Read the records below. Copy each line where the string "Perú" occurs.
——————————
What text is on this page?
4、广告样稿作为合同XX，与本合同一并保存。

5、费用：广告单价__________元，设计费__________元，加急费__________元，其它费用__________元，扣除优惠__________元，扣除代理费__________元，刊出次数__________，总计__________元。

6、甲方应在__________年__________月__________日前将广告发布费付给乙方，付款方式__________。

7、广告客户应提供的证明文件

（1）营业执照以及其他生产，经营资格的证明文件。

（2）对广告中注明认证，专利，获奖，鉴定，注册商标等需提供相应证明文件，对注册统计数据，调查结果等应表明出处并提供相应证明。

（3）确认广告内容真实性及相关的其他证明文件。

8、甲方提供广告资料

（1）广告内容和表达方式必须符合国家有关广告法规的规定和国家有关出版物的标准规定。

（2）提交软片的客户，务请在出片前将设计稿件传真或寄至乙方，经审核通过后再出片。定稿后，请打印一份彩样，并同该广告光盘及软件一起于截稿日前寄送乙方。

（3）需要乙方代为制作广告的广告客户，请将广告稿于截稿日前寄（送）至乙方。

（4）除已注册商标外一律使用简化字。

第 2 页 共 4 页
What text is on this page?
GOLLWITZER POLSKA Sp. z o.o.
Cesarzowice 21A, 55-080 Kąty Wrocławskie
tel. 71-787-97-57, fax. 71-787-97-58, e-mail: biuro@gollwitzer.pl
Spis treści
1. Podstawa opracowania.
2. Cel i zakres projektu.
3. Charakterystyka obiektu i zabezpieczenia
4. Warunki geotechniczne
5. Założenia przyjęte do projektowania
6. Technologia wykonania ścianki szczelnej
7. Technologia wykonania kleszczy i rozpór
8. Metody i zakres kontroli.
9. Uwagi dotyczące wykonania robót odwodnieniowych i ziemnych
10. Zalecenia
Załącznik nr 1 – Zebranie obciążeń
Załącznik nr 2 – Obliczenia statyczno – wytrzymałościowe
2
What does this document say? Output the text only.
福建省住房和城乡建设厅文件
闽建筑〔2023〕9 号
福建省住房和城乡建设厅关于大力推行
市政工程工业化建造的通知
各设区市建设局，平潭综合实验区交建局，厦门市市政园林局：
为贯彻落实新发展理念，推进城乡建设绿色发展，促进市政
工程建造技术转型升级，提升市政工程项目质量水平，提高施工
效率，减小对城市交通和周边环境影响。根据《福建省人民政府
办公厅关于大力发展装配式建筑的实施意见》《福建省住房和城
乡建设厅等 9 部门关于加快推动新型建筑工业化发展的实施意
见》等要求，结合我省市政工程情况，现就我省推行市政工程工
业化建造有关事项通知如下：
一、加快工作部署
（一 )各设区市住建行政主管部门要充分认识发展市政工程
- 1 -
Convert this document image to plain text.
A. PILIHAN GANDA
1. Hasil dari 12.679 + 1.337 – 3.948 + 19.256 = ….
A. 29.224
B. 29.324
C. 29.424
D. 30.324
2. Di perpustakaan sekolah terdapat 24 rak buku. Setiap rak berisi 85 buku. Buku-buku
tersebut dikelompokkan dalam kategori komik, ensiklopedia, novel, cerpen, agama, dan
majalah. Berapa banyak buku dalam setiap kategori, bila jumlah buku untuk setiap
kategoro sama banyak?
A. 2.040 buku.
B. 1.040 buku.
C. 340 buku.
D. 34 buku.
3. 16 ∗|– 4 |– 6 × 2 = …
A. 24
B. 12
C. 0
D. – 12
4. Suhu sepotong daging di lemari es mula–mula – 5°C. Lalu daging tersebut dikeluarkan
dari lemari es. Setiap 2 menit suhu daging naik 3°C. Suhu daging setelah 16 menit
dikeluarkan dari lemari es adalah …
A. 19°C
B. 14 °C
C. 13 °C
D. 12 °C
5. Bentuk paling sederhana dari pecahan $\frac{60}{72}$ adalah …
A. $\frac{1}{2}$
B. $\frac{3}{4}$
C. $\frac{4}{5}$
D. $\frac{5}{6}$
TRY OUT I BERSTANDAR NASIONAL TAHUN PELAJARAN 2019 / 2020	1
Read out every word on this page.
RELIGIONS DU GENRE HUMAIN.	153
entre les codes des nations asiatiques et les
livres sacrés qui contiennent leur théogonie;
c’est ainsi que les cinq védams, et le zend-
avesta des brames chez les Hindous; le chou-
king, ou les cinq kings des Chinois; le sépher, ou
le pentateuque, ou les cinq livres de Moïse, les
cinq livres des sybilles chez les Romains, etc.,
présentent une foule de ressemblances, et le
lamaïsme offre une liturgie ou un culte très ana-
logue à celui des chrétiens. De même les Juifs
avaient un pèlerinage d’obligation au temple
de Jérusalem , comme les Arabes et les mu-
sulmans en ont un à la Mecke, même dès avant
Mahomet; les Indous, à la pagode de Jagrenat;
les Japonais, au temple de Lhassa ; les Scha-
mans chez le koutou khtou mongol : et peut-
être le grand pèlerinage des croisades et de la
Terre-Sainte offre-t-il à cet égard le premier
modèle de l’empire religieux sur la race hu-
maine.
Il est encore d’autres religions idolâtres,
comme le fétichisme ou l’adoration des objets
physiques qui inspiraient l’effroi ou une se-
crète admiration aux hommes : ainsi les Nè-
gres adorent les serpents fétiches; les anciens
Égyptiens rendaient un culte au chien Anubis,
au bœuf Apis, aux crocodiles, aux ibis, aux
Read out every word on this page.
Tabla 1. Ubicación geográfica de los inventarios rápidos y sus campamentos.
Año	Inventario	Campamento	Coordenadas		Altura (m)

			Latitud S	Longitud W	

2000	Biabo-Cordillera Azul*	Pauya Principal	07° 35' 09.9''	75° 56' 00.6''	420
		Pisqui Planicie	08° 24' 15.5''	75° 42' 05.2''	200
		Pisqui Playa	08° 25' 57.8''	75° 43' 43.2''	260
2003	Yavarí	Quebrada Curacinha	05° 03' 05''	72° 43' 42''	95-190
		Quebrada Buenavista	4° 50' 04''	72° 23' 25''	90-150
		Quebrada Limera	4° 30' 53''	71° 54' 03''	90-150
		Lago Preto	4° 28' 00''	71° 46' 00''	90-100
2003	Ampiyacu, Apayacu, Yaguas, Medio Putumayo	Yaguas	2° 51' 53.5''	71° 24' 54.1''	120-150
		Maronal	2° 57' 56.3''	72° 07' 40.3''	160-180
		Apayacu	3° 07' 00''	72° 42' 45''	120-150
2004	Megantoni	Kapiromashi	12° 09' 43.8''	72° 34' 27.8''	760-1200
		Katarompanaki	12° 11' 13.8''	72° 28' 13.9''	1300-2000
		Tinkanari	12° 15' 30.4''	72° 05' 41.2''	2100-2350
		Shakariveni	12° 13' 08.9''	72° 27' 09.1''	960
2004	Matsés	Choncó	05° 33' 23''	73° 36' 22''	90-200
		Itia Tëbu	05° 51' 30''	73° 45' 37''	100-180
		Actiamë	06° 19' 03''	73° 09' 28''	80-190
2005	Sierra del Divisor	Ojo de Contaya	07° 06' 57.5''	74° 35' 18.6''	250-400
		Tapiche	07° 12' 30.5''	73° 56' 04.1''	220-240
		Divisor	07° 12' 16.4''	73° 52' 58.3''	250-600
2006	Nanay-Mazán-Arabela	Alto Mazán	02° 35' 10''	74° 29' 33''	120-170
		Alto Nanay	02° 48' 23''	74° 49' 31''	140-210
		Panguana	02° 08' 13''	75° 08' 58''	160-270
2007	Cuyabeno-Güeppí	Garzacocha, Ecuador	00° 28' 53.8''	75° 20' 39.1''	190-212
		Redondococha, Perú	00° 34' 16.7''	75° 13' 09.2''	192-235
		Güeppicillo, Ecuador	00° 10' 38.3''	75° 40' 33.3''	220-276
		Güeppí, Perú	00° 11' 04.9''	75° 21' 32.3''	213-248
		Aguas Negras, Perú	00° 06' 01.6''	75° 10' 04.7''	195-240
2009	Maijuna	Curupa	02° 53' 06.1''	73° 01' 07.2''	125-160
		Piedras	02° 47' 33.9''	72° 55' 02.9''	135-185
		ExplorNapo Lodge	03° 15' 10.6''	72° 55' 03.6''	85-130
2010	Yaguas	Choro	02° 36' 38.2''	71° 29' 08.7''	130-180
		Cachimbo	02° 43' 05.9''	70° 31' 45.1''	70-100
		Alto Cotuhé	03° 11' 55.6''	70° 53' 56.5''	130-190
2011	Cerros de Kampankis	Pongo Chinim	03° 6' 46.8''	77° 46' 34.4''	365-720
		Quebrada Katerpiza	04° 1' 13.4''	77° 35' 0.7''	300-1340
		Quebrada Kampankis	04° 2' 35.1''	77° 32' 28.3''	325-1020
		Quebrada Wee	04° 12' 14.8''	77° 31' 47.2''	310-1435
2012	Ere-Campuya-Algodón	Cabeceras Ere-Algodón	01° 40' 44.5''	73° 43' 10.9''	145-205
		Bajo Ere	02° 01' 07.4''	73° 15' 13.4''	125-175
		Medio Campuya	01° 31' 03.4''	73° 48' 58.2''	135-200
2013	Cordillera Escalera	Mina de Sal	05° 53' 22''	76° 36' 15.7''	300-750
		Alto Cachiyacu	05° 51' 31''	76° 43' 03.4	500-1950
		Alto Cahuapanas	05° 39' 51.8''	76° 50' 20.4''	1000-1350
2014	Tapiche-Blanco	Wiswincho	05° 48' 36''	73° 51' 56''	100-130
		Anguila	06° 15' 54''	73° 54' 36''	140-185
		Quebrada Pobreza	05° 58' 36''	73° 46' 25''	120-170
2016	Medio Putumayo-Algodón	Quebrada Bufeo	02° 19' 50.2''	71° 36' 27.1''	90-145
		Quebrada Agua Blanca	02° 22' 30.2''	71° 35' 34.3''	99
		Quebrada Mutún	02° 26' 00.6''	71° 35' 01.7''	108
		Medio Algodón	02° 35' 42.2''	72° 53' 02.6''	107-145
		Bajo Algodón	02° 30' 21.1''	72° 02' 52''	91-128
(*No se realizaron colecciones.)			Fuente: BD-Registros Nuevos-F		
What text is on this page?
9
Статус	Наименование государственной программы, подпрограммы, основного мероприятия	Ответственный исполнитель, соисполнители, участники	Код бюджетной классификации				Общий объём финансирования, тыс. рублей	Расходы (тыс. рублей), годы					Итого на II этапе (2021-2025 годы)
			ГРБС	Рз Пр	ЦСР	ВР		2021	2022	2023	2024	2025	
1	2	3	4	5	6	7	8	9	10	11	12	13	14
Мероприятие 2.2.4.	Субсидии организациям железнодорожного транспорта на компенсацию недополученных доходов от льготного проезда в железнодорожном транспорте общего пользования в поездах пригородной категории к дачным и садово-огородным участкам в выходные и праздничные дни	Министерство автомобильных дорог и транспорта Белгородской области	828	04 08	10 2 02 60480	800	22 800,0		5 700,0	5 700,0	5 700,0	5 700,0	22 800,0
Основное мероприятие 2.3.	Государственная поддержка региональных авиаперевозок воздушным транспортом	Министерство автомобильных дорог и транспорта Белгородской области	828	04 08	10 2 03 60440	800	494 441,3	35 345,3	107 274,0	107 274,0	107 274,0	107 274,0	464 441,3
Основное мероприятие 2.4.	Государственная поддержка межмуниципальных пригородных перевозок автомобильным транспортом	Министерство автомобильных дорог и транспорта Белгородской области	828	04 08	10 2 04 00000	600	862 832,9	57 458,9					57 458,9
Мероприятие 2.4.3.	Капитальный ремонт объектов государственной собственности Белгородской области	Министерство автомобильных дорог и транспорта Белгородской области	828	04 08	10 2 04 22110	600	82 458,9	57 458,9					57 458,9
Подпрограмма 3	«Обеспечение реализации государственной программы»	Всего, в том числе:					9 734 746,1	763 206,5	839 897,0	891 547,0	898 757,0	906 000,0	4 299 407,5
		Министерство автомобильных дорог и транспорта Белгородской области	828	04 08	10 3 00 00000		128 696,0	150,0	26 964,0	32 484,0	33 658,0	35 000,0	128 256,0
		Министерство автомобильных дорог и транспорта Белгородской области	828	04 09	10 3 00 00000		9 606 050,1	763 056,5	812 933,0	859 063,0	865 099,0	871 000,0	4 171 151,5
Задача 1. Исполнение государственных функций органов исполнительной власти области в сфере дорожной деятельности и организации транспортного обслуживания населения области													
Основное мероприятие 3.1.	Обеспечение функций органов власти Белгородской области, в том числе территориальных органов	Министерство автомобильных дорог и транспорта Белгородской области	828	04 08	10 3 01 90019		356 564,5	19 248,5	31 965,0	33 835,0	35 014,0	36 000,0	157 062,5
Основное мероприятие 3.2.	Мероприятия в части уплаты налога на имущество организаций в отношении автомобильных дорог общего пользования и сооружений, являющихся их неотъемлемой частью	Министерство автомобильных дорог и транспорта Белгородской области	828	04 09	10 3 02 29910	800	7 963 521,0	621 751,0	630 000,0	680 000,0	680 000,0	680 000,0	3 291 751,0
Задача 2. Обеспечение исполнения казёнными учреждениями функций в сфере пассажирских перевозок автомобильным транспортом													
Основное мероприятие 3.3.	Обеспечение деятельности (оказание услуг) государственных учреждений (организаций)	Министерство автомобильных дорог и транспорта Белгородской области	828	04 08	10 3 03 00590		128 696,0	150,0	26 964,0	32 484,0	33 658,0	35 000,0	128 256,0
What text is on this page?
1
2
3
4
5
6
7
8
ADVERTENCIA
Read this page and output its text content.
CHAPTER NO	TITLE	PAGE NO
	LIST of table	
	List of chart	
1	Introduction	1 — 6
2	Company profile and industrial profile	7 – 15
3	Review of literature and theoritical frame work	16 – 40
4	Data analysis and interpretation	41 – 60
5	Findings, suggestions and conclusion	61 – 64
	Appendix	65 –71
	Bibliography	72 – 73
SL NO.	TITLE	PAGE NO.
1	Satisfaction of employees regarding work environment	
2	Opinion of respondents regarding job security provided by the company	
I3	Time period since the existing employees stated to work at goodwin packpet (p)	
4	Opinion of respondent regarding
——————————
[TASK RESPONSE]:
		Redondococha, Perú	00° 34' 16.7''	75° 13' 09.2''	192-235
		Güeppí, Perú	00° 11' 04.9''	75° 21' 32.3''	213-248
		Aguas Negras, Perú	00° 06' 01.6''	75° 10' 04.7''	195-240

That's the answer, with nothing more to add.